> [Teks Pilihan]
--
Sedangkan rakyat proletar (masyarakat tani dan buruh) hanya menjadi penonton,
objek politik, dan bahkan seringkali di eksploitasi oleh politikus, pengusaha,
dan penguasa.
Reformasi Struktural, adalah
tuntutan perubahan institusional negara dari birokratik menuju birokrasi.
Birokratik adalah lembaga negara yang hirarkis, sentralistik dan otoriter.
Birokrasi adalah lembaga negara yang responsif, penegak keadilan,
transparantif, dan demokratis yang menegakkan istilah-istilah suport
system reformasi yang diuaraikan diawal tulisan ini. Terbentuknya
sejumlah lembaga non struktural (komisi) menandakan Indonesia telah masuk pada
reformasi struktural. Komisi adalah Lembaga ekstra struktural yang memiliki
fungsi pengawasan, mengandung unsur pelaksanaan atau bersentuhan langsung
dengan masyarakat atau pihak selain instansi pemerintah (lapis
primary), biasanya anggota terdiri dari masyarakat atau profesional
dan kedudukan sekretariat tidak menempel dengan instansi pemerintah
konvensional. Pasca gerakan reformasi 1998 hingga saat ini lembaga non
struktural berjumlah 12 komisi, yakni: Komisi Pemberantasan Korupsi, Komisi
Yudisial, Komisi Hukum Nasional, Komisi Ombudsman, Komisi Nasional HAM, Komisi
Kepolisian Negara, Komisi Pengawas Persaingan Usaha, Komisi Penyiaran Nasional,
Komisi Pemilihan Umum, Komisi Perlindungan Anak Indonesia, Komisi Penghapusan
Kekerasan terhadap Perempuan, Komisi Kejaksaan. Lembaga non struktural tersebut
memiliki kewenangan, yakni: meminta bantuan, melakukan kerjasama dan atau
koordinasi dengan aparat atau institusi terkait, melakukan pemeriksaan (investigasi), mengajukan
pernyataan pendapat, melakukan penyuluhan, melakukan kerjasama dengan
perseorangan, LSM, Perguruan Tinggi, Instansi Pemerintah, Memonitor dan
mengawasi sesuai dengan bidang tugas, Menyusun dan menyampaikan laporan rutin
dan insidentil, Meningkatkan kemampuan dan keterampilan anggota. Pada umumnya,
komisi-komisi tersebut memiliki kewenangan untuk menegakkan keadilan dan
membantu masyarakat untuk memonitoring, membina, mengawasi, dan menyelidiki
proses kerja lembaga negara, Presiden,MA,MK,DPR,DPD, dan seluruh jajaran
birokrasi dibawahnya agar menjalankan tugas dan fungsinya dengan baik sehingga
terwujudnya pemerintahan yang bersih dan baik (clean and good
governance) yaitu birokrasi yang sanggup menempatkan dirinya sebagai
pelayan masyarakat.
--
> [Informasi Tercatat]
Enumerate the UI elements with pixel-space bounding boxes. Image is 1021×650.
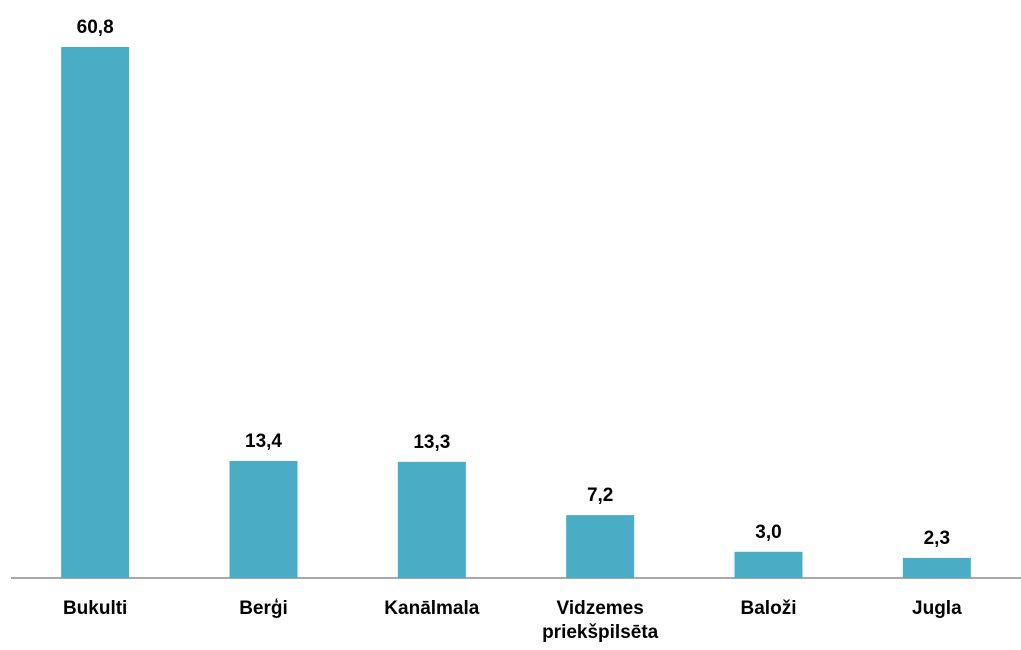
--
> [Permintaan]
1 > Sebutkan semua sifat lembaga negara yang disebut birokrasi menurut teks tentang reformasi struktural.
2 > Ulangi kata demi kata bagian teks tentang reformasi struktural dari "Reformasi Struktural, adalah" sampai "sentralistik dan otoriter.".
3 > Lanjutkan teks tentang reformasi struktural mulai dari kalimat terakhirnya.
Daftar di atas tidak perlu dipakai.

> [Jawaban]
1 > Responsif, penegak keadilan, transparantif, dan demokratis.

2 >
Reformasi Struktural, adalah
tuntutan perubahan institusional negara dari birokratik menuju birokrasi.
Birokratik adalah lembaga negara yang hirarkis, sentralistik dan otoriter.

3 >
Reformasi Kultural, adalah
tuntutan untuk melakukan perubahan pola pikir, cara pandang, dan budaya seluruh
elemen bangsa untuk menerima segala perubahan menuju bangsa yang lebih baik.
Reformasi kultural merupakan kata kunci untuk mewujudkan agenda reformasi
prosedural dan struktural yang dijelaskan di atas. Tanpa adanya reformasi
kultural, reformasi prosedural dan struktural hanyalah sebuah simbol yang tidak
memiliki makna apa-apa. Diandaikan sebuah komputer, reformasi prosedural dan
kultural adalah hadwernya, reformasi kultural adalah sofwernya.
Hadwer tanpa sofwer itu bukan dikatakan komputer yang baik.
2.3 Sebab Munculnya Reformasi
Kesulitan
masyarakat dalam memenuhi kebutuhan pokok merupakan faktor atau penyebab utama
lahirnya gerakan reformasi.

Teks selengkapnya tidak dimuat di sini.